** start Source records **

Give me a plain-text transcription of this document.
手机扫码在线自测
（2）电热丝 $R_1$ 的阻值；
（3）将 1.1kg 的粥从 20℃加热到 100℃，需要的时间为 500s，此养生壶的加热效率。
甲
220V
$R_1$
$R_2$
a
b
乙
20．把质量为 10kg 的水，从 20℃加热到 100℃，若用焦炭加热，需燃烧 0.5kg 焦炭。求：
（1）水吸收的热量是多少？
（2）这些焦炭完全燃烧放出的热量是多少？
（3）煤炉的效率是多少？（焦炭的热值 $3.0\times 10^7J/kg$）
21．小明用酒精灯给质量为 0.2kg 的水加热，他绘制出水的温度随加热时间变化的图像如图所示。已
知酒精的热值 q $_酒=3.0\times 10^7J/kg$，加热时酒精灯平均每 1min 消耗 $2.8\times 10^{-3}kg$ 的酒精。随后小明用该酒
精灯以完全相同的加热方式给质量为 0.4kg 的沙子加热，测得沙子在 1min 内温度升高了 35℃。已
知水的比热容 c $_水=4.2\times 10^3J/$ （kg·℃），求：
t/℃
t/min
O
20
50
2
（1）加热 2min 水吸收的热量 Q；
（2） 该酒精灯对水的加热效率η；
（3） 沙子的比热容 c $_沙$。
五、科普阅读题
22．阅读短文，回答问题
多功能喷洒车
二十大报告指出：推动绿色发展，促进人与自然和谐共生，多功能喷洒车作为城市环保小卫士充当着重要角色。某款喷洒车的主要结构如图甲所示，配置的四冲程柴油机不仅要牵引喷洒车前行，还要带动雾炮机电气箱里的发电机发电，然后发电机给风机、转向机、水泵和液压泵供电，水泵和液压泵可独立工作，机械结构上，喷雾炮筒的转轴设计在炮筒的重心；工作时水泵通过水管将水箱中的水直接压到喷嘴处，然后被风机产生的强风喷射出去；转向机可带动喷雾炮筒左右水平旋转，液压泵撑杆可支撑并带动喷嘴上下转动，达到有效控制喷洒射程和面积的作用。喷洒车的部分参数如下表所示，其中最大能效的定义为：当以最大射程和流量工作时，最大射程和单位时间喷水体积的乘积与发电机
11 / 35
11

** end Source records **

Task instructions:
Out of the material above, gather each line where "times" appears.

Task solution:
（3）煤炉的效率是多少？（焦炭的热值 $3.0\times 10^7J/kg$）
知酒精的热值 q $_酒=3.0\times 10^7J/kg$，加热时酒精灯平均每 1min 消耗 $2.8\times 10^{-3}kg$ 的酒精。随后小明用该酒
知水的比热容 c $_水=4.2\times 10^3J/$ （kg·℃），求：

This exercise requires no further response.